====== LISTING ======

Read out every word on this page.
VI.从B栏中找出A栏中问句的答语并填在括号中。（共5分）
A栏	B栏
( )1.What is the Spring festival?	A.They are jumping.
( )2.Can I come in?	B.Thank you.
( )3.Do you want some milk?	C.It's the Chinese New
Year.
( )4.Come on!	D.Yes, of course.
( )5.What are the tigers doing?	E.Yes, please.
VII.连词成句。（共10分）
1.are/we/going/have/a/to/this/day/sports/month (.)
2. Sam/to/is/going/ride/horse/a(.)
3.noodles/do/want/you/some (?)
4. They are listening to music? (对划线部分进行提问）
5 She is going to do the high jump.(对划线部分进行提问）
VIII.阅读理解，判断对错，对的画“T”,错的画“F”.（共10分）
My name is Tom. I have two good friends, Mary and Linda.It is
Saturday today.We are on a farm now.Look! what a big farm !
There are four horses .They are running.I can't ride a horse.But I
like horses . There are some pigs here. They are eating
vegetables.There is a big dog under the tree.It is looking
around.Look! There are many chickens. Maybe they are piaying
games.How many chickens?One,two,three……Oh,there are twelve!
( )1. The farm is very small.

======

Using the data above, reproduce every line exactly.

Read out every word on this page.
VI.从B栏中找出A栏中问句的答语并填在括号中。（共5分）
A栏	B栏
( )1.What is the Spring festival?	A.They are jumping.
( )2.Can I come in?	B.Thank you.
( )3.Do you want some milk?	C.It's the Chinese New
Year.
( )4.Come on!	D.Yes, of course.
( )5.What are the tigers doing?	E.Yes, please.
VII.连词成句。（共10分）
1.are/we/going/have/a/to/this/day/sports/month (.)
2. Sam/to/is/going/ride/horse/a(.)
3.noodles/do/want/you/some (?)
4. They are listening to music? (对划线部分进行提问）
5 She is going to do the high jump.(对划线部分进行提问）
VIII.阅读理解，判断对错，对的画“T”,错的画“F”.（共10分）
My name is Tom. I have two good friends, Mary and Linda.It is
Saturday today.We are on a farm now.Look! what a big farm !
There are four horses .They are running.I can't ride a horse.But I
like horses . There are some pigs here. They are eating
vegetables.There is a big dog under the tree.It is looking
around.Look! There are many chickens. Maybe they are piaying
games.How many chickens?One,two,three……Oh,there are twelve!
( )1. The farm is very small.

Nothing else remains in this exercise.